Take every line from the listing below that contains "Lahden".

▶ **RECORD LIST**:

## Start

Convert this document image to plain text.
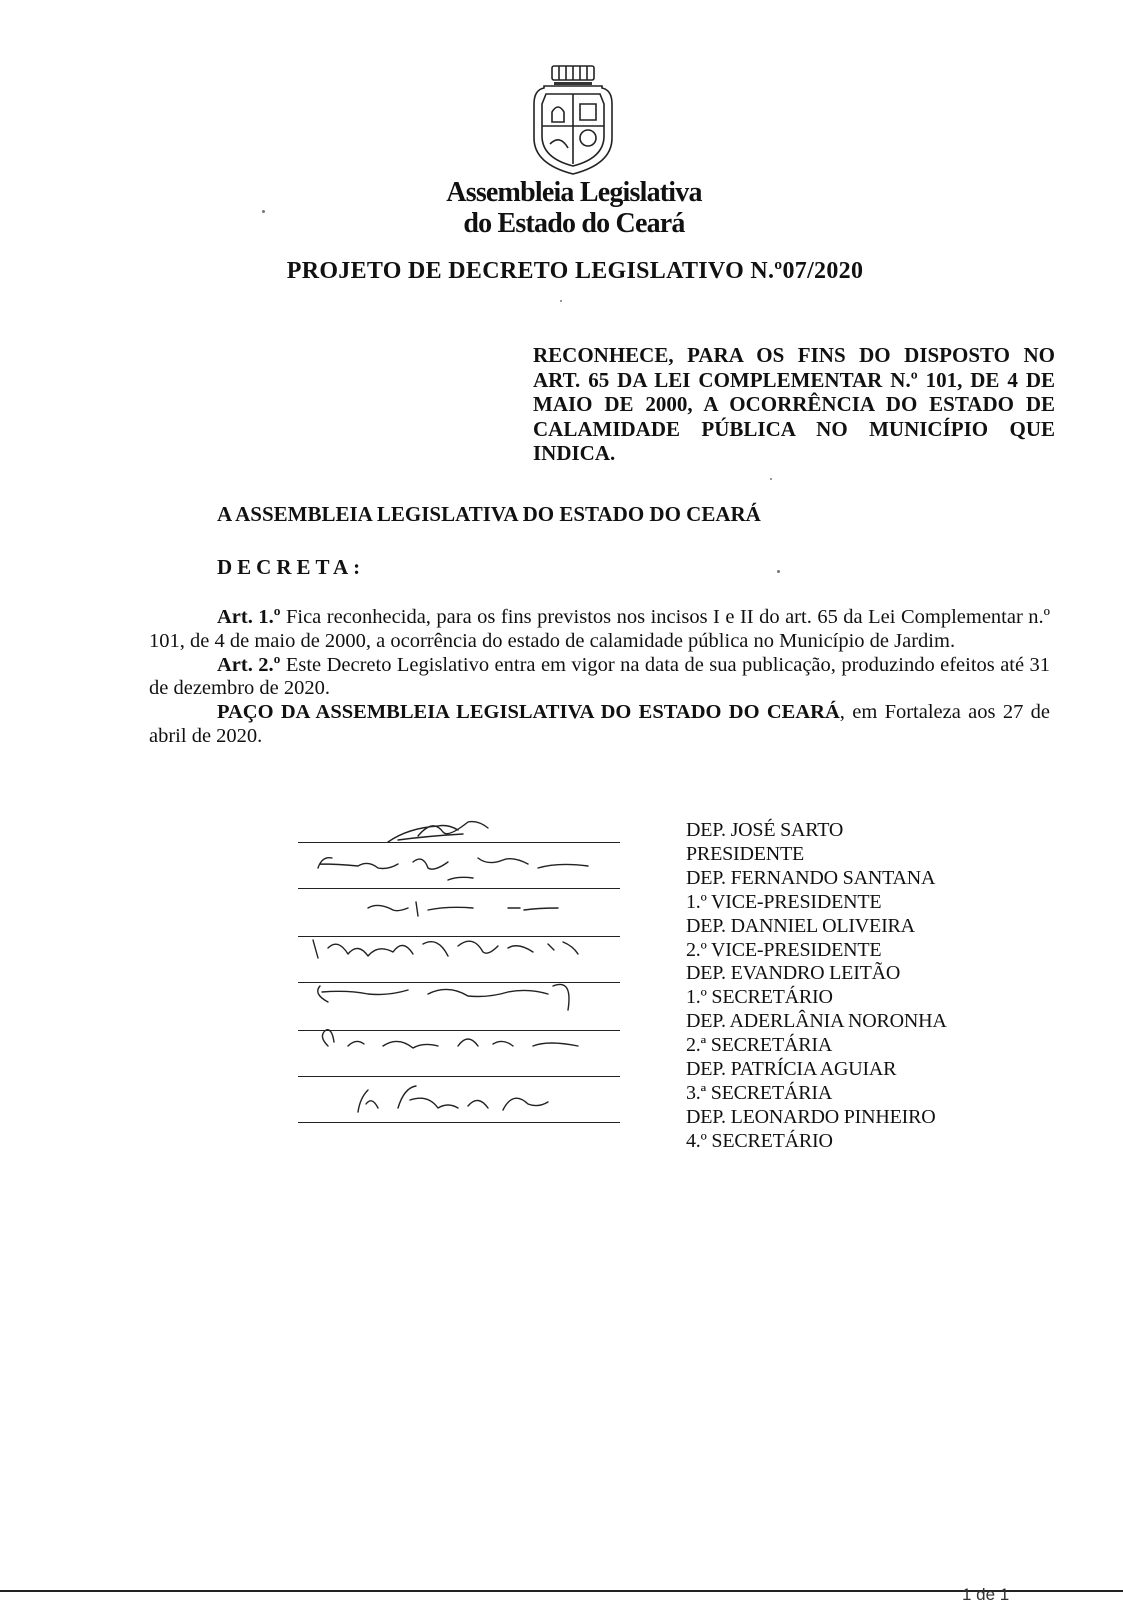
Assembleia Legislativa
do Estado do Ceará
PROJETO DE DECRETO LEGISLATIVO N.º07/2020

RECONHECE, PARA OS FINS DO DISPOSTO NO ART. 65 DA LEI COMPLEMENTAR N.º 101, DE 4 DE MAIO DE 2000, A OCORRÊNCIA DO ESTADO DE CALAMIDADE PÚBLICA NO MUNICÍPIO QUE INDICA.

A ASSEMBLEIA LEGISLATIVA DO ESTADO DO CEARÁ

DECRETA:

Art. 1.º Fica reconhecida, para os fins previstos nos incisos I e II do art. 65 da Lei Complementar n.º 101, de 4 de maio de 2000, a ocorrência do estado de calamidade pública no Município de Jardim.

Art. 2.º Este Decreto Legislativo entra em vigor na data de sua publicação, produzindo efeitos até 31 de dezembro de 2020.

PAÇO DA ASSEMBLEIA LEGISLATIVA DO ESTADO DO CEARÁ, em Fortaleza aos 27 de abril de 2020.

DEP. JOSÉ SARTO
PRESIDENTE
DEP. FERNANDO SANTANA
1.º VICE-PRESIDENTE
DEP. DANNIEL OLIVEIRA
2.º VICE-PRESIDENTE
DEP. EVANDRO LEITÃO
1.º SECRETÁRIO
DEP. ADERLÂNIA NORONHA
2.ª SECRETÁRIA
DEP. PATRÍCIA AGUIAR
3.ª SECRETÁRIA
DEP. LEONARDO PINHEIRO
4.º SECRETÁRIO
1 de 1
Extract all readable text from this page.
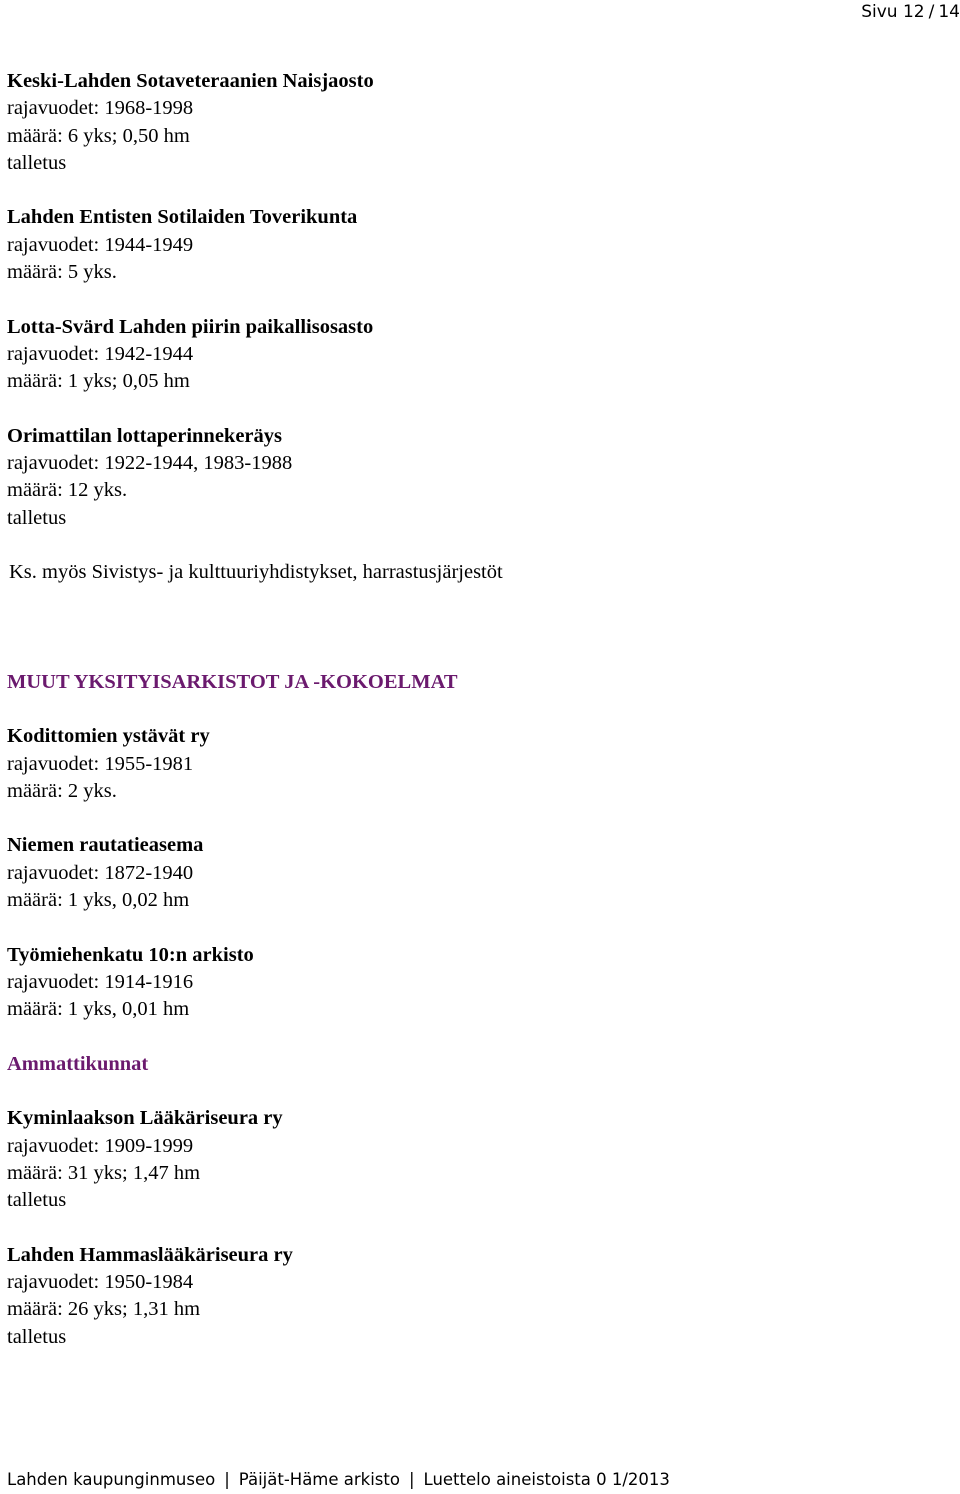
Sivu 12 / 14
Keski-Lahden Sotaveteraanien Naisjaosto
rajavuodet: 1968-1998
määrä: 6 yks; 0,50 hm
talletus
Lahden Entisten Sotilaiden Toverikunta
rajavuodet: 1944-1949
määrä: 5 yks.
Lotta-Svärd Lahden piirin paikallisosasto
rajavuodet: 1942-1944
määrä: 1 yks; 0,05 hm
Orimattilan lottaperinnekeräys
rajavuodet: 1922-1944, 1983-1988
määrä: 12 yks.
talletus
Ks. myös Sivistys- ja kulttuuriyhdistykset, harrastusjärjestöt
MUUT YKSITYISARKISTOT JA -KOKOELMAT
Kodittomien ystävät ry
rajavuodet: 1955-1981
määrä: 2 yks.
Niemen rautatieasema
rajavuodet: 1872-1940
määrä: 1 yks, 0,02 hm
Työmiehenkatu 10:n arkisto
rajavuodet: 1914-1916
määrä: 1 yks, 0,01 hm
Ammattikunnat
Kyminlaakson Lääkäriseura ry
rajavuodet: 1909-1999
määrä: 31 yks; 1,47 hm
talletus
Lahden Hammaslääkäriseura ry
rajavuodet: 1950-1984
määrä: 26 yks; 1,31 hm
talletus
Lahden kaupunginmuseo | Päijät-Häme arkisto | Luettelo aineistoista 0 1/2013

## End

▶ **OUTPUT BELOW**:
Keski-Lahden Sotaveteraanien Naisjaosto
Lahden Entisten Sotilaiden Toverikunta
Lotta-Svärd Lahden piirin paikallisosasto
Lahden Hammaslääkäriseura ry
Lahden kaupunginmuseo | Päijät-Häme arkisto | Luettelo aineistoista 0 1/2013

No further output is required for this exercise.